**What is being asked:** Read through the records below and copy each line that uses the word "Ferdinand".
[Data Boundary: Start]
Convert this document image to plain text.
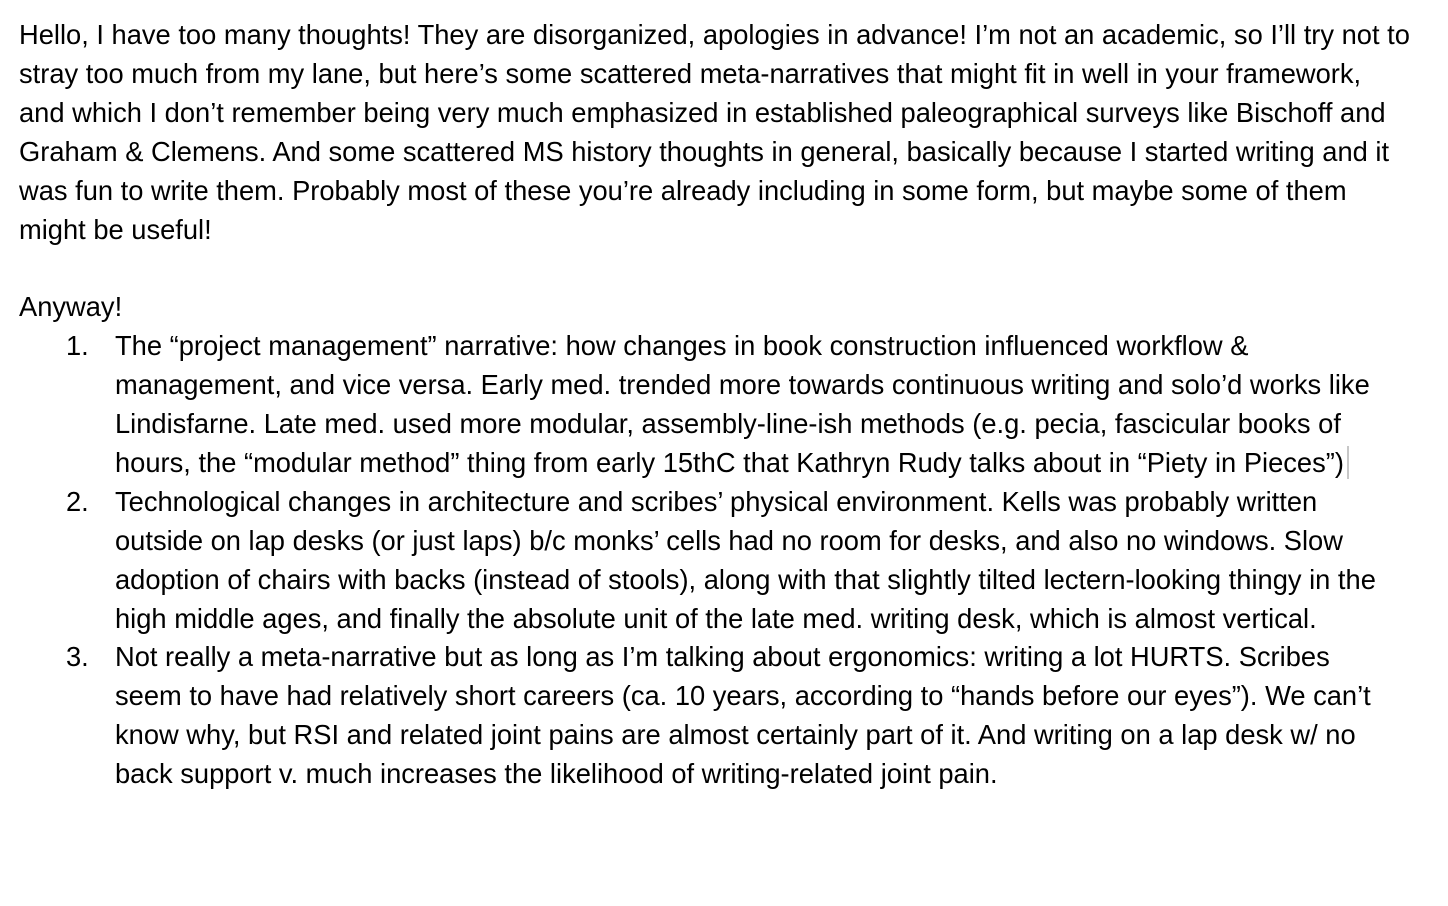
Hello, I have too many thoughts! They are disorganized, apologies in advance! I’m not an academic, so I’ll try not to stray too much from my lane, but here’s some scattered meta-narratives that might fit in well in your framework, and which I don’t remember being very much emphasized in established paleographical surveys like Bischoff and Graham & Clemens. And some scattered MS history thoughts in general, basically because I started writing and it was fun to write them. Probably most of these you’re already including in some form, but maybe some of them might be useful!

Anyway!

1. The “project management” narrative: how changes in book construction influenced workflow & management, and vice versa. Early med. trended more towards continuous writing and solo’d works like Lindisfarne. Late med. used more modular, assembly-line-ish methods (e.g. pecia, fascicular books of hours, the “modular method” thing from early 15thC that Kathryn Rudy talks about in “Piety in Pieces”)
2. Technological changes in architecture and scribes’ physical environment. Kells was probably written outside on lap desks (or just laps) b/c monks’ cells had no room for desks, and also no windows. Slow adoption of chairs with backs (instead of stools), along with that slightly tilted lectern-looking thingy in the high middle ages, and finally the absolute unit of the late med. writing desk, which is almost vertical.
3. Not really a meta-narrative but as long as I’m talking about ergonomics: writing a lot HURTS. Scribes seem to have had relatively short careers (ca. 10 years, according to “hands before our eyes”). We can’t know why, but RSI and related joint pains are almost certainly part of it. And writing on a lap desk w/ no back support v. much increases the likelihood of writing-related joint pain.
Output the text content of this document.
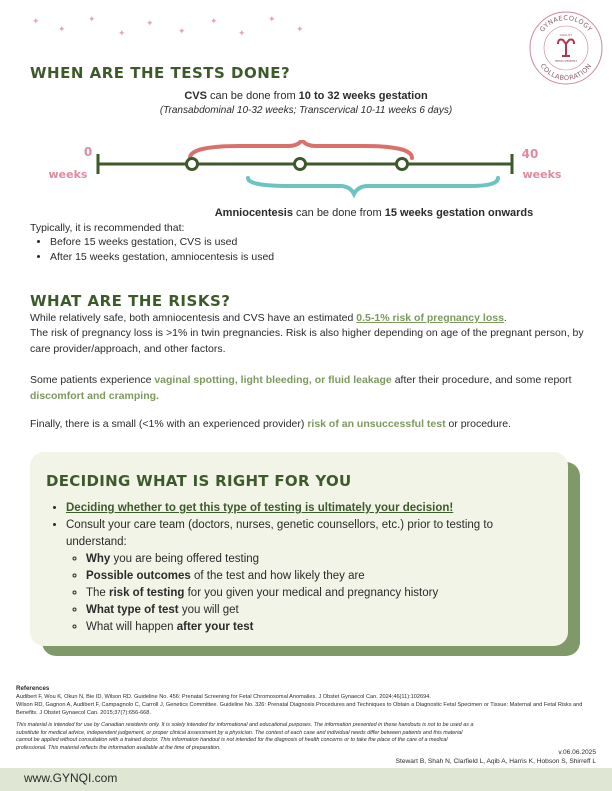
✦
✦
✦
✦
✦
✦
✦
✦
✦
✦	GYNAECOLOGY
COLLABORATION
QUALITY
IMPROVEMENT
WHEN ARE THE TESTS DONE?
CVS can be done from 10 to 32 weeks gestation
(Transabdominal 10-32 weeks; Transcervical 10-11 weeks 6 days)
0
weeks
40
weeks
Amniocentesis can be done from 15 weeks gestation onwards
Typically, it is recommended that:
• Before 15 weeks gestation, CVS is used
• After 15 weeks gestation, amniocentesis is used
WHAT ARE THE RISKS?
While relatively safe, both amniocentesis and CVS have an estimated 0.5-1% risk of pregnancy loss.
The risk of pregnancy loss is >1% in twin pregnancies. Risk is also higher depending on age of the pregnant person, by care provider/approach, and other factors.
Some patients experience vaginal spotting, light bleeding, or fluid leakage after their procedure, and some report discomfort and cramping.
Finally, there is a small (<1% with an experienced provider) risk of an unsuccessful test or procedure.
DECIDING WHAT IS RIGHT FOR YOU
• Deciding whether to get this type of testing is ultimately your decision!
• Consult your care team (doctors, nurses, genetic counsellors, etc.) prior to testing to understand:
◦ Why you are being offered testing
◦ Possible outcomes of the test and how likely they are
◦ The risk of testing for you given your medical and pregnancy history
◦ What type of test you will get
◦ What will happen after your test
References
Audibert F, Wou K, Okun N, Bie ID, Wilson RD. Guideline No. 456: Prenatal Screening for Fetal Chromosomal Anomalies. J Obstet Gynaecol Can. 2024;46(11):102694.
Wilson RD, Gagnon A, Audibert F, Campagnolo C, Carroll J, Genetics Committee. Guideline No. 326: Prenatal Diagnosis Procedures and Techniques to Obtain a Diagnostic Fetal Specimen or Tissue: Maternal and Fetal Risks and Benefits. J Obstet Gynaecol Can. 2015;37(7):656-668.
This material is intended for use by Canadian residents only. It is solely intended for informational and educational purposes. The information presented in these handouts is not to be used as a substitute for medical advice, independent judgement, or proper clinical assessment by a physician. The context of each case and individual needs differ between patients and this material cannot be applied without consultation with a trained doctor. This information handout is not intended for the diagnosis of health concerns or to take the place of the care of a medical professional. This material reflects the information available at the time of preparation.
v.06.06.2025
Stewart B, Shah N, Clarfield L, Aqib A, Harris K, Hobson S, Shirreff L
www.GYNQI.com
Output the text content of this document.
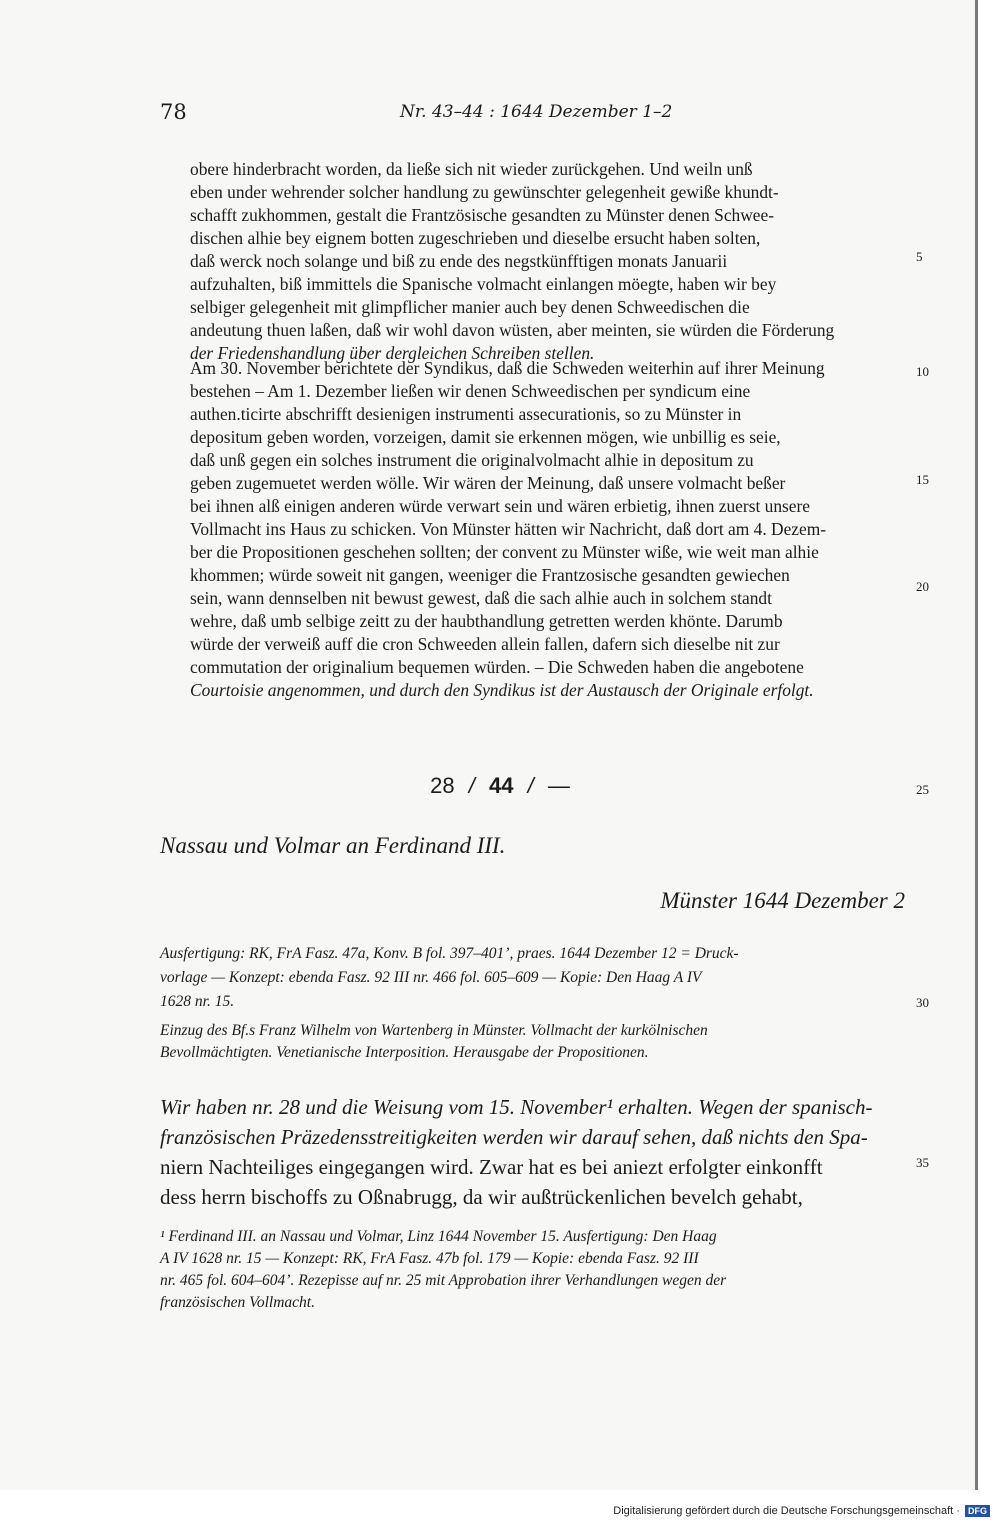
78	Nr. 43–44 : 1644 Dezember 1–2
obere hinderbracht worden, da ließe sich nit wieder zurückgehen. Und weiln unß
eben under wehrender solcher handlung zu gewünschter gelegenheit gewiße khundt-
schafft zukhommen, gestalt die Frantzösische gesandten zu Münster denen Schwee-
dischen alhie bey eignem botten zugeschrieben und dieselbe ersucht haben solten,
daß werck noch solange und biß zu ende des negstkünfftigen monats Januarii
aufzuhalten, biß immittels die Spanische volmacht einlangen möegte, haben wir bey
selbiger gelegenheit mit glimpflicher manier auch bey denen Schweedischen die
andeutung thuen laßen, daß wir wohl davon wüsten, aber meinten, sie würden die Förderung
der Friedenshandlung über dergleichen Schreiben stellen.
Am 30. November berichtete der Syndikus, daß die Schweden weiterhin auf ihrer Meinung
bestehen – Am 1. Dezember ließen wir denen Schweedischen per syndicum eine
authen.ticirte abschrifft desienigen instrumenti assecurationis, so zu Münster in
depositum geben worden, vorzeigen, damit sie erkennen mögen, wie unbillig es seie,
daß unß gegen ein solches instrument die originalvolmacht alhie in depositum zu
geben zugemuetet werden wölle. Wir wären der Meinung, daß unsere volmacht beßer
bei ihnen alß einigen anderen würde verwart sein und wären erbietig, ihnen zuerst unsere
Vollmacht ins Haus zu schicken. Von Münster hätten wir Nachricht, daß dort am 4. Dezem-
ber die Propositionen geschehen sollten; der convent zu Münster wiße, wie weit man alhie
khommen; würde soweit nit gangen, weeniger die Frantzosische gesandten gewiechen
sein, wann dennselben nit bewust gewest, daß die sach alhie auch in solchem standt
wehre, daß umb selbige zeitt zu der haubthandlung getretten werden khönte. Darumb
würde der verweiß auff die cron Schweeden allein fallen, dafern sich dieselbe nit zur
commutation der originalium bequemen würden. – Die Schweden haben die angebotene
Courtoisie angenommen, und durch den Syndikus ist der Austausch der Originale erfolgt.
5
10
15
20
25
30
35
28 / 44 / —
Nassau und Volmar an Ferdinand III.
Münster 1644 Dezember 2
Ausfertigung: RK, FrA Fasz. 47a, Konv. B fol. 397–401’, praes. 1644 Dezember 12 = Druck-
vorlage — Konzept: ebenda Fasz. 92 III nr. 466 fol. 605–609 — Kopie: Den Haag A IV
1628 nr. 15.
Einzug des Bf.s Franz Wilhelm von Wartenberg in Münster. Vollmacht der kurkölnischen
Bevollmächtigten. Venetianische Interposition. Herausgabe der Propositionen.
Wir haben nr. 28 und die Weisung vom 15. November¹ erhalten. Wegen der spanisch-
französischen Präzedensstreitigkeiten werden wir darauf sehen, daß nichts den Spa-
niern Nachteiliges eingegangen wird. Zwar hat es bei aniezt erfolgter einkonfft
dess herrn bischoffs zu Oßnabrugg, da wir außtrückenlichen bevelch gehabt,
¹ Ferdinand III. an Nassau und Volmar, Linz 1644 November 15. Ausfertigung: Den Haag
A IV 1628 nr. 15 — Konzept: RK, FrA Fasz. 47b fol. 179 — Kopie: ebenda Fasz. 92 III
nr. 465 fol. 604–604’. Rezepisse auf nr. 25 mit Approbation ihrer Verhandlungen wegen der
französischen Vollmacht.
Digitalisierung gefördert durch die Deutsche Forschungsgemeinschaft · DFG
[Data Boundary: End]
**Task solution:**
Nassau und Volmar an Ferdinand III.
¹ Ferdinand III. an Nassau und Volmar, Linz 1644 November 15. Ausfertigung: Den Haag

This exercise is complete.